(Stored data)
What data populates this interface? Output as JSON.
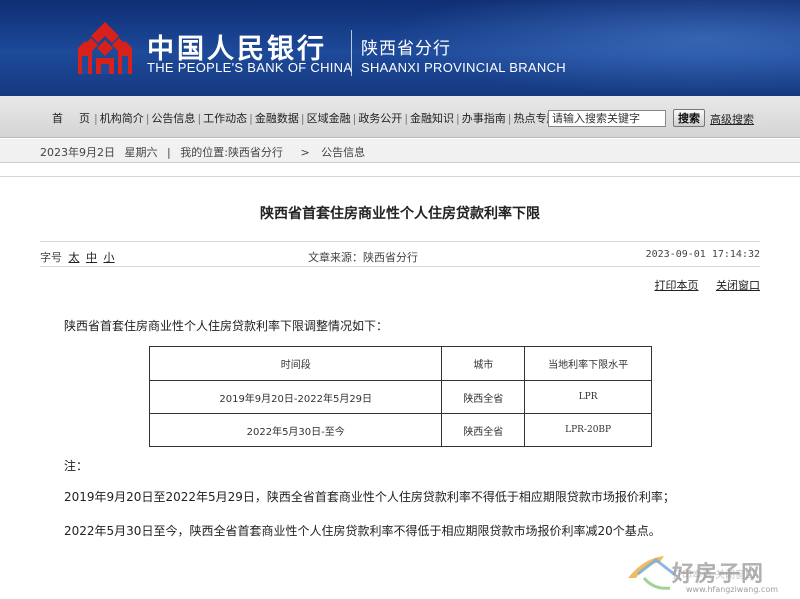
{
  "header": {
    "bank_name_cn": "中国人民银行",
    "bank_name_en": "THE PEOPLE'S BANK OF CHINA",
    "branch_cn": "陕西省分行",
    "branch_en": "SHAANXI PROVINCIAL BRANCH",
    "logo_icon": "pboc-logo-icon",
    "colors": {
      "banner": "#1d4a9a",
      "logo": "#d9211c"
    }
  },
  "nav": {
    "items": [
      {
        "label": "首页"
      },
      {
        "label": "机构简介"
      },
      {
        "label": "公告信息"
      },
      {
        "label": "工作动态"
      },
      {
        "label": "金融数据"
      },
      {
        "label": "区域金融"
      },
      {
        "label": "政务公开"
      },
      {
        "label": "金融知识"
      },
      {
        "label": "办事指南"
      },
      {
        "label": "热点专题"
      }
    ],
    "separator": "|",
    "search_placeholder": "请输入搜索关键字",
    "search_button": "搜索",
    "advanced_search": "高级搜索"
  },
  "breadcrumb": {
    "date": "2023年9月2日",
    "weekday": "星期六",
    "divider": "|",
    "location_label": "我的位置:",
    "branch": "陕西省分行",
    "chevron": ">",
    "current": "公告信息"
  },
  "article": {
    "title": "陕西省首套住房商业性个人住房贷款利率下限",
    "font_size_label": "字号",
    "font_sizes": [
      "太",
      "中",
      "小"
    ],
    "source_label": "文章来源：",
    "source": "陕西省分行",
    "published": "2023-09-01  17:14:32",
    "print_label": "打印本页",
    "close_label": "关闭窗口",
    "intro": "陕西省首套住房商业性个人住房贷款利率下限调整情况如下：",
    "table": {
      "headers": [
        "时间段",
        "城市",
        "当地利率下限水平"
      ],
      "rows": [
        [
          "2019年9月20日-2022年5月29日",
          "陕西全省",
          "LPR"
        ],
        [
          "2022年5月30日-至今",
          "陕西全省",
          "LPR-20BP"
        ]
      ]
    },
    "note_label": "注：",
    "notes": [
      "2019年9月20日至2022年5月29日，陕西全省首套商业性个人住房贷款利率不得低于相应期限贷款市场报价利率；",
      "2022年5月30日至今，陕西全省首套商业性个人住房贷款利率不得低于相应期限贷款市场报价利率减20个基点。"
    ]
  },
  "footer": {
    "ghost_links": "打印本页   关闭窗口"
  },
  "watermark": {
    "icon": "house-roof-icon",
    "text": "好房子网",
    "url": "www.hfangziwang.com"
  }
}
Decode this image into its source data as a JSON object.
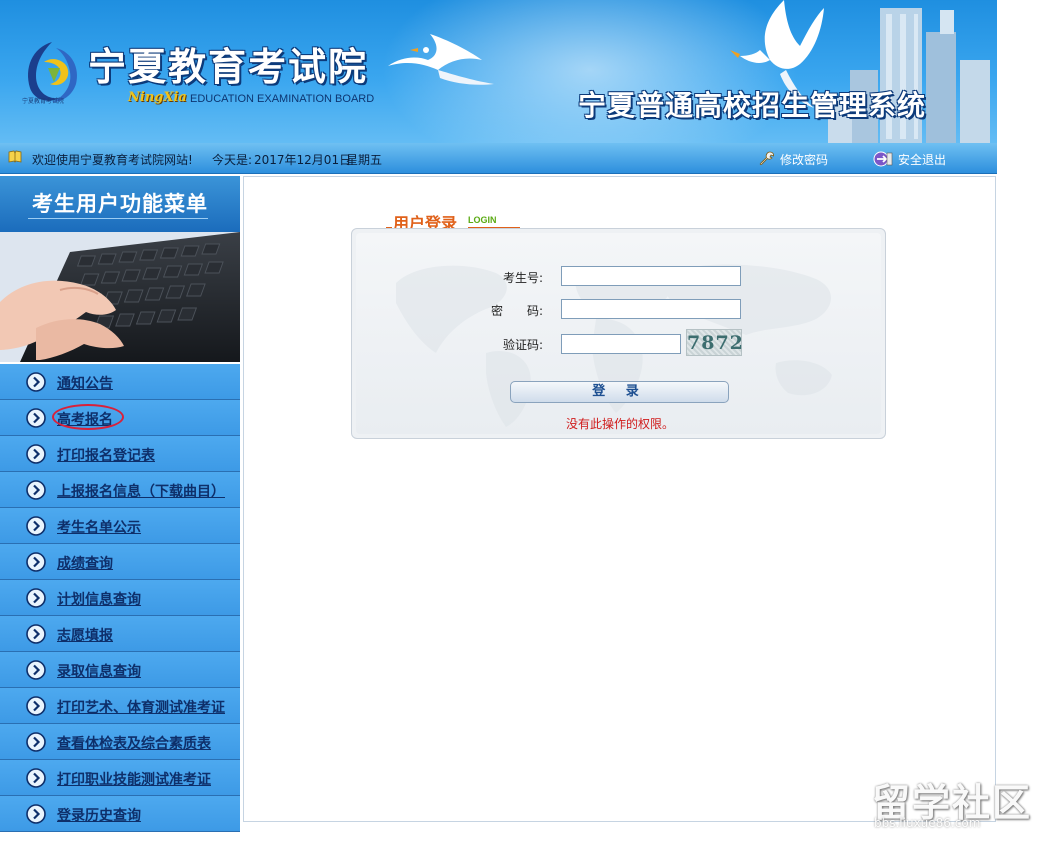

> [Directive]:
Check each line above for "陕西省分行" and return the ones that have it.

> [Written solution]:
    "branch_cn": "陕西省分行",
    "branch": "陕西省分行",
    "source": "陕西省分行",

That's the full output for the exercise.